:: REQUIREMENTS ::
Show each line that has the string "into" in it.

------ LISTING ------

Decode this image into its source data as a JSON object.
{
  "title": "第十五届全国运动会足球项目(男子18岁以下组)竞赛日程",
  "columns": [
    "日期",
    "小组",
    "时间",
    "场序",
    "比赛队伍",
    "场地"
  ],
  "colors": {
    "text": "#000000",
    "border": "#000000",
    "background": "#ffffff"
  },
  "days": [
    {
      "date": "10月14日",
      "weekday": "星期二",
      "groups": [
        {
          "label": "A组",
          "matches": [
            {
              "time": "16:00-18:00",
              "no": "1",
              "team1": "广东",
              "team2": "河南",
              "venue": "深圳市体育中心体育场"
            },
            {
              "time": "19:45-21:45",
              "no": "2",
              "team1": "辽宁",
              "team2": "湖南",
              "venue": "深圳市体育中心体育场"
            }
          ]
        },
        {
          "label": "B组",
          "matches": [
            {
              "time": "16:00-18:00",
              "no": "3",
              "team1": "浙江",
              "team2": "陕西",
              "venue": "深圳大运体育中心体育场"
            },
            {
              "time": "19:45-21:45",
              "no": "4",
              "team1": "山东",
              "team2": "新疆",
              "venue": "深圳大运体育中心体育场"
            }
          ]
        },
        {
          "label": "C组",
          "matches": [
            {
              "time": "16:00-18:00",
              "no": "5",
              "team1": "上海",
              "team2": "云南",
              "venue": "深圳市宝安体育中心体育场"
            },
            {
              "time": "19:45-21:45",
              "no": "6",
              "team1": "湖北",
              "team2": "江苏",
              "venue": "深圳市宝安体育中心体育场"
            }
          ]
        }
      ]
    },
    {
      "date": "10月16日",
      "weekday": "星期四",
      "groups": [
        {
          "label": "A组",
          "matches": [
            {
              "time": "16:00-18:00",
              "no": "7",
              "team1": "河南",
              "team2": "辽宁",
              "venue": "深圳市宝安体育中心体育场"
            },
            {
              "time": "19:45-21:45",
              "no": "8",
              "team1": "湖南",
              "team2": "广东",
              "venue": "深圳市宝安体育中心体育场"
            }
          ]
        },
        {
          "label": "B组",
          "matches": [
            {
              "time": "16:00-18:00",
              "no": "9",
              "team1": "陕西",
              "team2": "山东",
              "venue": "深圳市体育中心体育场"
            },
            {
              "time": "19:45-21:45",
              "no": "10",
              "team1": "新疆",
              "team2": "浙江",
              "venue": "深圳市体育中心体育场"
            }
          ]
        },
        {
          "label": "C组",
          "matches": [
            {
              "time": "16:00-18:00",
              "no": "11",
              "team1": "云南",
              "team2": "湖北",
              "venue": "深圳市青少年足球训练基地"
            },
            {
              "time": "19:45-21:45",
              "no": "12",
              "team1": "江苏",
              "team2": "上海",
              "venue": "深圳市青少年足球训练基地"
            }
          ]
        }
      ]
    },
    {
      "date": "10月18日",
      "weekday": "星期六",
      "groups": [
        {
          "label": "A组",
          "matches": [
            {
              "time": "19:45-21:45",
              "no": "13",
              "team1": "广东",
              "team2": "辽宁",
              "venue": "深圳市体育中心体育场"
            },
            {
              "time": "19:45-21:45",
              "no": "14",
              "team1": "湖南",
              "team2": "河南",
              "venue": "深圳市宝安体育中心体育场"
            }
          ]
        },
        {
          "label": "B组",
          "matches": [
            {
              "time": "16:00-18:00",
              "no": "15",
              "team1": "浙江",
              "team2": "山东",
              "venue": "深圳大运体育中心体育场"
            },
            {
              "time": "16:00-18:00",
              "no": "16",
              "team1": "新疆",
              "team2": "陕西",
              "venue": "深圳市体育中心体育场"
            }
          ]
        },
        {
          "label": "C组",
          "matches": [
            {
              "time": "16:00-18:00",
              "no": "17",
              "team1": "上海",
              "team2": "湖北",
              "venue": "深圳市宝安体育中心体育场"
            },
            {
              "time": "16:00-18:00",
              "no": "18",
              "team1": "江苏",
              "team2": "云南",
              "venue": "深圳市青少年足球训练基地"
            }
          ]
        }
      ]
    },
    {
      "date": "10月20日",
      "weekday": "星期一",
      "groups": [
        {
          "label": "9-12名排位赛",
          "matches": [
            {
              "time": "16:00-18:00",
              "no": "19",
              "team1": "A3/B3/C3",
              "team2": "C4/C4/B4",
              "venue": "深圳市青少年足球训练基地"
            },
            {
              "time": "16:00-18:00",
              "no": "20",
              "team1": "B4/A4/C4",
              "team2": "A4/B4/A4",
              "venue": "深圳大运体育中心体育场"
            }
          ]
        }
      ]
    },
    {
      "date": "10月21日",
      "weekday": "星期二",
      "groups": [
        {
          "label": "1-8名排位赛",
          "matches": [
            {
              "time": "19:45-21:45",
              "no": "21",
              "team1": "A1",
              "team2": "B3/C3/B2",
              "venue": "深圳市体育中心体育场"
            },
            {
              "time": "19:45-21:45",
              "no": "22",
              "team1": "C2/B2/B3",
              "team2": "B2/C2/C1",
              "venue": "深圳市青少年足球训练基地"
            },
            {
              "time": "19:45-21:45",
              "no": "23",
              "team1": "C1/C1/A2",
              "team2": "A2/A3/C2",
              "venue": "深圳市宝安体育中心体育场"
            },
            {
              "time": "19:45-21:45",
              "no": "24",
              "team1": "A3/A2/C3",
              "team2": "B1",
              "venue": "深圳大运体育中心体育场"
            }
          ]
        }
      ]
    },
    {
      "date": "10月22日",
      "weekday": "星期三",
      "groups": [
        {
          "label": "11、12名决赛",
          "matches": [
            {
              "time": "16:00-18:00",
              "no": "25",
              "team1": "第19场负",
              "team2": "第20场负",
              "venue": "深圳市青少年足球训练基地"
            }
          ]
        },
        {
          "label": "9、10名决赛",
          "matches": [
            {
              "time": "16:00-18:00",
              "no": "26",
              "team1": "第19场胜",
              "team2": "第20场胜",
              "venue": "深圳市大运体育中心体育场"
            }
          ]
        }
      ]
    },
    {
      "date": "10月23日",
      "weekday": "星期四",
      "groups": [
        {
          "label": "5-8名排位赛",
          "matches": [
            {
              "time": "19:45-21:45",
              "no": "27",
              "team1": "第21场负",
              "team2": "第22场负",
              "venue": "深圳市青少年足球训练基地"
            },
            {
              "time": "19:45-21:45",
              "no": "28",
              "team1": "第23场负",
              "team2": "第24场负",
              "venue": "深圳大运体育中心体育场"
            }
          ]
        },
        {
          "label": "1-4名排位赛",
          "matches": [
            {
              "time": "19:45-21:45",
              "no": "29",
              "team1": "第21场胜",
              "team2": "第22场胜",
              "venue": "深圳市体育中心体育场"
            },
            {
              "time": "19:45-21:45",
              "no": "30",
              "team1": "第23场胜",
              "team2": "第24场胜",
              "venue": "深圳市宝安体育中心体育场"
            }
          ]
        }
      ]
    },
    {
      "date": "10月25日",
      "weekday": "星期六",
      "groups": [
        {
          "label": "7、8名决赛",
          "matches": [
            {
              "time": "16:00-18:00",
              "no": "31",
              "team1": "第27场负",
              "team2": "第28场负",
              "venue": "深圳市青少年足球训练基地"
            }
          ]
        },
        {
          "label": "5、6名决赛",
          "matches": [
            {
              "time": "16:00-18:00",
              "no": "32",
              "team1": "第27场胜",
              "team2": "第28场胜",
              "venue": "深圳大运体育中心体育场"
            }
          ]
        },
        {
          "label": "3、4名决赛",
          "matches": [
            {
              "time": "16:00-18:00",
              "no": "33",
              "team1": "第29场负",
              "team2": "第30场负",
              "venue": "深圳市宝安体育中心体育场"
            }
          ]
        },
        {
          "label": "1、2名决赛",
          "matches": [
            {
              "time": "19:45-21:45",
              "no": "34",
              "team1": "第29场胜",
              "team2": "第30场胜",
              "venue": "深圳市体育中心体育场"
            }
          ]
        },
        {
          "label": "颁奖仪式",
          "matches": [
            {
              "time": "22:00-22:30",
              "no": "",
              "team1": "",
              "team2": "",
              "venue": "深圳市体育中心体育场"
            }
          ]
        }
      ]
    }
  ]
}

------
------ LISTING ------

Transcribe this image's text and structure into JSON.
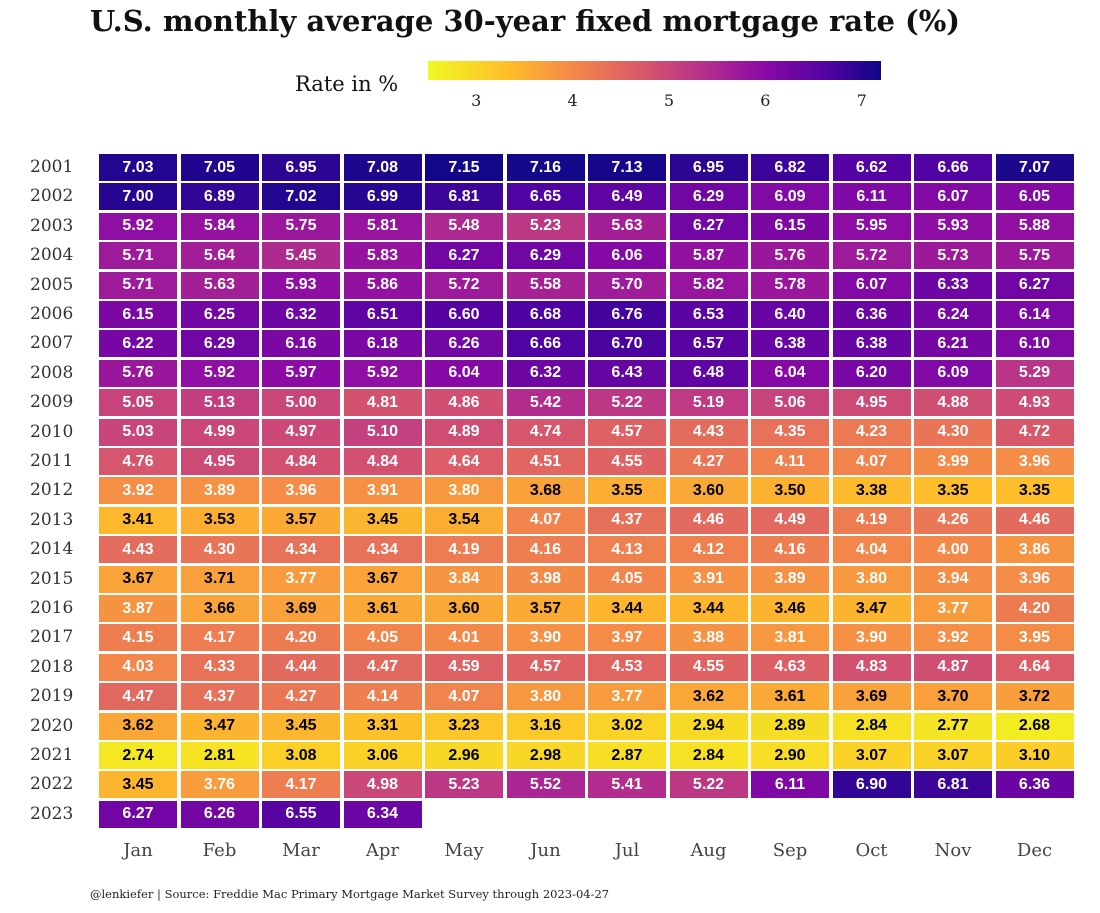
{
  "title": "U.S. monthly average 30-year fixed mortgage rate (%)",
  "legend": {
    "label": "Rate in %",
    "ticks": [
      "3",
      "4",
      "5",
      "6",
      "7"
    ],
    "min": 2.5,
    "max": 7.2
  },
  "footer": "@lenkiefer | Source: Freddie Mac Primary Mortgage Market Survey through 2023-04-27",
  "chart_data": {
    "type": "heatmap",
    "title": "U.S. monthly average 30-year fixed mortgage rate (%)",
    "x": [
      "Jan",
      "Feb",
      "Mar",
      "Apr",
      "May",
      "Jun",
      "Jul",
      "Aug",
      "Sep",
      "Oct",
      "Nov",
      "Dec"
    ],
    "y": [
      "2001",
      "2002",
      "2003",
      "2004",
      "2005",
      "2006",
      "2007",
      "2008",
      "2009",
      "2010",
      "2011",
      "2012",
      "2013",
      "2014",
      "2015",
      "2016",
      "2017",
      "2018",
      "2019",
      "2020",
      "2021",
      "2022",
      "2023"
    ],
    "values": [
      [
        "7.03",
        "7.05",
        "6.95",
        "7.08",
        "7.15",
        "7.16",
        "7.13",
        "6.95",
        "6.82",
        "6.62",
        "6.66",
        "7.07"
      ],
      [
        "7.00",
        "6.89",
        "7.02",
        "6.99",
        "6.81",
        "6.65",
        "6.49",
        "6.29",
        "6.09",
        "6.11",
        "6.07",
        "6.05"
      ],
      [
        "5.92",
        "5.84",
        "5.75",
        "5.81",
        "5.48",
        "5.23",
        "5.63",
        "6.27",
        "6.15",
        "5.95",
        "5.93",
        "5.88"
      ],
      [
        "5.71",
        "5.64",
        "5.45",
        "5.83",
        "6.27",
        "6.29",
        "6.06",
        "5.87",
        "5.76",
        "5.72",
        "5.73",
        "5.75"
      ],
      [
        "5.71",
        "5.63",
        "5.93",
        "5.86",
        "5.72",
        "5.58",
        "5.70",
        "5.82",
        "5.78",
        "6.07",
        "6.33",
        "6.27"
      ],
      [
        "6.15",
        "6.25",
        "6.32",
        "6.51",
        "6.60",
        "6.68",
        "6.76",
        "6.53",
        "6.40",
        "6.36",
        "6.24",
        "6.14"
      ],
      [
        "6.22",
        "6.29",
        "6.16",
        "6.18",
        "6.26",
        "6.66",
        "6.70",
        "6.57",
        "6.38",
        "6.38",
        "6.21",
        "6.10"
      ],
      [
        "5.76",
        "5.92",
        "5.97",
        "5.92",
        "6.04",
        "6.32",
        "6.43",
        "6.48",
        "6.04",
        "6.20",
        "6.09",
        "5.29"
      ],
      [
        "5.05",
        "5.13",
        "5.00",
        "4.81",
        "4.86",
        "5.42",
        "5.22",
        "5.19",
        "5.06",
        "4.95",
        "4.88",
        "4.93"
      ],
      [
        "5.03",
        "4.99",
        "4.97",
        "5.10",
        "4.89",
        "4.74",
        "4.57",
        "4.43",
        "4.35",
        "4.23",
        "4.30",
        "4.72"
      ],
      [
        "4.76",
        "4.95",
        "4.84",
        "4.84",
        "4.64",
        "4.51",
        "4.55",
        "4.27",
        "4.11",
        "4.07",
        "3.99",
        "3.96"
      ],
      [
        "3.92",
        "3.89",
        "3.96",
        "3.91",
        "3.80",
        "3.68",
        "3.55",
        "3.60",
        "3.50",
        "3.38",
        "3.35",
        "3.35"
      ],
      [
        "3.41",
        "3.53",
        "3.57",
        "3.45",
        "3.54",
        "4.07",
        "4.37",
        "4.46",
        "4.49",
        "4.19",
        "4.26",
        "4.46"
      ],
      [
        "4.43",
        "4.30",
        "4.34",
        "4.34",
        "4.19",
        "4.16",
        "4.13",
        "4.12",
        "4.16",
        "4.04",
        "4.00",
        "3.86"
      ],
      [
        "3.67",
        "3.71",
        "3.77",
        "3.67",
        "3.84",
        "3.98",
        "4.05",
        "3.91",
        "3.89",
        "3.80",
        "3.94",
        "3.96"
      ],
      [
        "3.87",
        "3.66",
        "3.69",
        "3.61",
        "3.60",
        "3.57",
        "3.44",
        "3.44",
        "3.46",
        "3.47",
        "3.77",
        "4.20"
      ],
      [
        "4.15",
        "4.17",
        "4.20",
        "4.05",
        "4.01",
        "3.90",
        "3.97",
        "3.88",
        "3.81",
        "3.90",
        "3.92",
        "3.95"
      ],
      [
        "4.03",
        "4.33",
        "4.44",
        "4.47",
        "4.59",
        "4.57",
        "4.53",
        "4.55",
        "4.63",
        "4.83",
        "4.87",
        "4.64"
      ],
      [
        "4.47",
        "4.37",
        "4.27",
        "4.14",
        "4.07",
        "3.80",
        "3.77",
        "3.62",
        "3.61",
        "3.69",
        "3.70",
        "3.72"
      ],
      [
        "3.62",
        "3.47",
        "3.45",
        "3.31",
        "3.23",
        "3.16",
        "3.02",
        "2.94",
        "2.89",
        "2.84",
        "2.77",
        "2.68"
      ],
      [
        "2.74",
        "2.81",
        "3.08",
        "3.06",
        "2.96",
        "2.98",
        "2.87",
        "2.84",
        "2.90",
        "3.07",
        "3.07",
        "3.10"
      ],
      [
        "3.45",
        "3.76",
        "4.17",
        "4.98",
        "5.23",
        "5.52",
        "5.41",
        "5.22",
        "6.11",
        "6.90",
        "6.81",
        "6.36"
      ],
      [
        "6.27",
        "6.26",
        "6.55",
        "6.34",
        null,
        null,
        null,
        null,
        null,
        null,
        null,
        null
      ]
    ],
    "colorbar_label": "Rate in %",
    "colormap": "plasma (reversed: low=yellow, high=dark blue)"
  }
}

------

:: RESPONSE ::
Decode this image into its source data as a JSON object.
Transcribe this image's text and structure into JSON.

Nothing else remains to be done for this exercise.